**SHORT PROBLEM:** All lines in the data bearing the string "close" should be identified and copied.

------ WORKING DATA

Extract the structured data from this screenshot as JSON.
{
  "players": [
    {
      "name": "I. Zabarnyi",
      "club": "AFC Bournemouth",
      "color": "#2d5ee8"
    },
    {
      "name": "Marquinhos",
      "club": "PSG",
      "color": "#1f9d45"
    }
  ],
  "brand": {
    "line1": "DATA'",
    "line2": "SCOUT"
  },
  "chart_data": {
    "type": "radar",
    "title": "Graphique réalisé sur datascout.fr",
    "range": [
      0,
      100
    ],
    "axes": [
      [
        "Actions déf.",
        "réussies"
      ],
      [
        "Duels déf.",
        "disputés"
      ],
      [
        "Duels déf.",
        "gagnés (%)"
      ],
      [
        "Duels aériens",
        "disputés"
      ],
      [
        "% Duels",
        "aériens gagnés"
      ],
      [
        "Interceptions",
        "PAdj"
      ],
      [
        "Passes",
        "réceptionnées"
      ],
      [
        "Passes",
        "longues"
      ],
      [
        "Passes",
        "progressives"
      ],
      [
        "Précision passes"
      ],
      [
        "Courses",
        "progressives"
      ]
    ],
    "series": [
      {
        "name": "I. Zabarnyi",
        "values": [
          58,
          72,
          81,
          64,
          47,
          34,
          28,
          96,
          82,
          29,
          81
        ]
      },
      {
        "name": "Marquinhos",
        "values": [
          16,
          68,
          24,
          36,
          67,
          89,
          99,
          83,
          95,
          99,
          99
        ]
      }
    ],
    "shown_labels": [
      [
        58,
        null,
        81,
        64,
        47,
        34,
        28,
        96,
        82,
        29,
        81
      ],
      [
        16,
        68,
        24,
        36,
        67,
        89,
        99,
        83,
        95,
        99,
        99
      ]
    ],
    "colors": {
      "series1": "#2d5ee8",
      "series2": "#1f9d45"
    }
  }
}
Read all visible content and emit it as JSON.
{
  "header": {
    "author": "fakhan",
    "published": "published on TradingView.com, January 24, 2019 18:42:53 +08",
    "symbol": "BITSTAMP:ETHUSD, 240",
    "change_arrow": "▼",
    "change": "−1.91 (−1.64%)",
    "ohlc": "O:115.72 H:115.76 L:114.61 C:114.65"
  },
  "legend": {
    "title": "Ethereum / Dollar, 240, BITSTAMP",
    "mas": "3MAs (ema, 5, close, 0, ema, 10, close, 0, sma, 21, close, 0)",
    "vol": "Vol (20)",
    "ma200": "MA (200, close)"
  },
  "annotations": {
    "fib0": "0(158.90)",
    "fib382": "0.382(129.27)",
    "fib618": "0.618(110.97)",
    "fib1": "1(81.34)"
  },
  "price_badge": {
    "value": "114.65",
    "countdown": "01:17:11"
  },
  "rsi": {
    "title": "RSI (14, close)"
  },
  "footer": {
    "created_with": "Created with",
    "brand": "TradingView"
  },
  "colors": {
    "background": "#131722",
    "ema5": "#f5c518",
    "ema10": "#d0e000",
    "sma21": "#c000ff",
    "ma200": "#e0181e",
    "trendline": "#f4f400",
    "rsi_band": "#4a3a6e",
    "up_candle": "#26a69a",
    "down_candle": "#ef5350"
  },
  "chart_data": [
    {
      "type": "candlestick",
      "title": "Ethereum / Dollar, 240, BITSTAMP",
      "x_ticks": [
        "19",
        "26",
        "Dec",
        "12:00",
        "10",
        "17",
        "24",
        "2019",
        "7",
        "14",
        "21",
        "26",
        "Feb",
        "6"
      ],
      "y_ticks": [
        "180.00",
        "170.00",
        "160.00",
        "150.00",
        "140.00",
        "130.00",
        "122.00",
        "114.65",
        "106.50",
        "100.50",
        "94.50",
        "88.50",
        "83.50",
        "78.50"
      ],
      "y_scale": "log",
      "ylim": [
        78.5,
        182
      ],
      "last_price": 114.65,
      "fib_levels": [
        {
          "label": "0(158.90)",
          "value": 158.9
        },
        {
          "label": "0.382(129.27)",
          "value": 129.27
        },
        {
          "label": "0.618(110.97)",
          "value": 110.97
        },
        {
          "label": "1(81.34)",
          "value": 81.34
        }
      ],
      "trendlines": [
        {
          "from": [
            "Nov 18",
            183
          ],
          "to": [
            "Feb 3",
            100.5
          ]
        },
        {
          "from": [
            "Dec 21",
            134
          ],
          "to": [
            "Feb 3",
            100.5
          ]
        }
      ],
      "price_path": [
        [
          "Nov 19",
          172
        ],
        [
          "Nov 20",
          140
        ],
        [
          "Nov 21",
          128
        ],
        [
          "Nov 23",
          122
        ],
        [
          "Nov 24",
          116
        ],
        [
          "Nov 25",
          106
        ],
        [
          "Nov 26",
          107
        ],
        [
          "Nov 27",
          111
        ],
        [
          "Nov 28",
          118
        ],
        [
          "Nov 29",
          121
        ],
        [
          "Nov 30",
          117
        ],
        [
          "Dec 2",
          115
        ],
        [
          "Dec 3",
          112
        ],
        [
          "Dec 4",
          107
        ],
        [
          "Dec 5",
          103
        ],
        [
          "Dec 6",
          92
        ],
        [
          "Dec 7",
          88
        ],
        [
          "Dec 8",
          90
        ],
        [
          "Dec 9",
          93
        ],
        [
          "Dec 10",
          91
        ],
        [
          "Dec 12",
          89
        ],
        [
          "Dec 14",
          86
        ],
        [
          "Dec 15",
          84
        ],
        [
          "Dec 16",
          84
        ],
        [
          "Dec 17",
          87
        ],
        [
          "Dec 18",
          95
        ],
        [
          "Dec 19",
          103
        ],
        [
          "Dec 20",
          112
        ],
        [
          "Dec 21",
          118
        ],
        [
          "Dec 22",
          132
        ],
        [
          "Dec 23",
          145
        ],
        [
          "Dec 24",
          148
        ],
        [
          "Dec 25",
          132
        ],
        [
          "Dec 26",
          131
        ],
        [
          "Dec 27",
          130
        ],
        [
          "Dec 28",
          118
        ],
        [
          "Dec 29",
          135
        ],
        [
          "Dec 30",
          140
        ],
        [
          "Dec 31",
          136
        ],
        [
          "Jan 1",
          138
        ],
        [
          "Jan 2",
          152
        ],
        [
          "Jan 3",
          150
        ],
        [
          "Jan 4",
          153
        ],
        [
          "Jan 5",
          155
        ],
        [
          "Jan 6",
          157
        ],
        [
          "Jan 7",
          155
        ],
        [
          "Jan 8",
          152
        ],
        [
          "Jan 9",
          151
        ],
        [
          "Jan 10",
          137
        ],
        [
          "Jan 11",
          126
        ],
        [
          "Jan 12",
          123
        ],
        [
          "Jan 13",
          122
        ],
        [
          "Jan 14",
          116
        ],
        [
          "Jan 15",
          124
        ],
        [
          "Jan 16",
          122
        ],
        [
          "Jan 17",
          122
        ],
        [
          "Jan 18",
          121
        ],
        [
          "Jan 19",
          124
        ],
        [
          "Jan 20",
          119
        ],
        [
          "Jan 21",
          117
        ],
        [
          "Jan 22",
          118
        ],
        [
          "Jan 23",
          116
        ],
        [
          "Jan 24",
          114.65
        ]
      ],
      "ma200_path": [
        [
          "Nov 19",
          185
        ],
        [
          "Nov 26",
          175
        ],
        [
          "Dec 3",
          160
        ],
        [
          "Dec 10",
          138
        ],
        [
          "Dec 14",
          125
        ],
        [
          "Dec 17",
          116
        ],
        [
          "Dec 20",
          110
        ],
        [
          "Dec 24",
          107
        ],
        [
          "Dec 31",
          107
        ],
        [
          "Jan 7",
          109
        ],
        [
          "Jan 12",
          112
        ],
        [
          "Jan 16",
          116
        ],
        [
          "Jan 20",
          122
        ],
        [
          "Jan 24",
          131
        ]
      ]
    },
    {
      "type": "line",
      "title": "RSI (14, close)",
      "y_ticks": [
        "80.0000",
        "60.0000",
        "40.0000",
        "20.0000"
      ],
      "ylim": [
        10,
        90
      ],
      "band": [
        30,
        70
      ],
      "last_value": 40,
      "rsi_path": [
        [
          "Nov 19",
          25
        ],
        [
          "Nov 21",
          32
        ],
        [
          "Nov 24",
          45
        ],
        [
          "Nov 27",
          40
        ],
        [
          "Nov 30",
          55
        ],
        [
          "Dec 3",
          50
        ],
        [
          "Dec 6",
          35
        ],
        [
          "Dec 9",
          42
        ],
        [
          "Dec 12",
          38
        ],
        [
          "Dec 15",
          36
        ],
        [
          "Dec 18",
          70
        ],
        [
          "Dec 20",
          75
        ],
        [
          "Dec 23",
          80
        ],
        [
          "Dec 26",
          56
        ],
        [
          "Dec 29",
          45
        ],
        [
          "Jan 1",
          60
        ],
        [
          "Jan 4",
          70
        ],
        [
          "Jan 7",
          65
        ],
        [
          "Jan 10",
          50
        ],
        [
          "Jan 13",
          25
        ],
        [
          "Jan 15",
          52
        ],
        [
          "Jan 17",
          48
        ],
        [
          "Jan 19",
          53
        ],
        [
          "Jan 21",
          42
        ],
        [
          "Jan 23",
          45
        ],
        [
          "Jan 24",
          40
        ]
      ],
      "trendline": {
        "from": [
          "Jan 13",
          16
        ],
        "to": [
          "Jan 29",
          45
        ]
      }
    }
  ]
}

------------

**THE OUTPUT:**
    "mas": "3MAs (ema, 5, close, 0, ema, 10, close, 0, sma, 21, close, 0)",
    "ma200": "MA (200, close)"
    "title": "RSI (14, close)"
      "title": "RSI (14, close)",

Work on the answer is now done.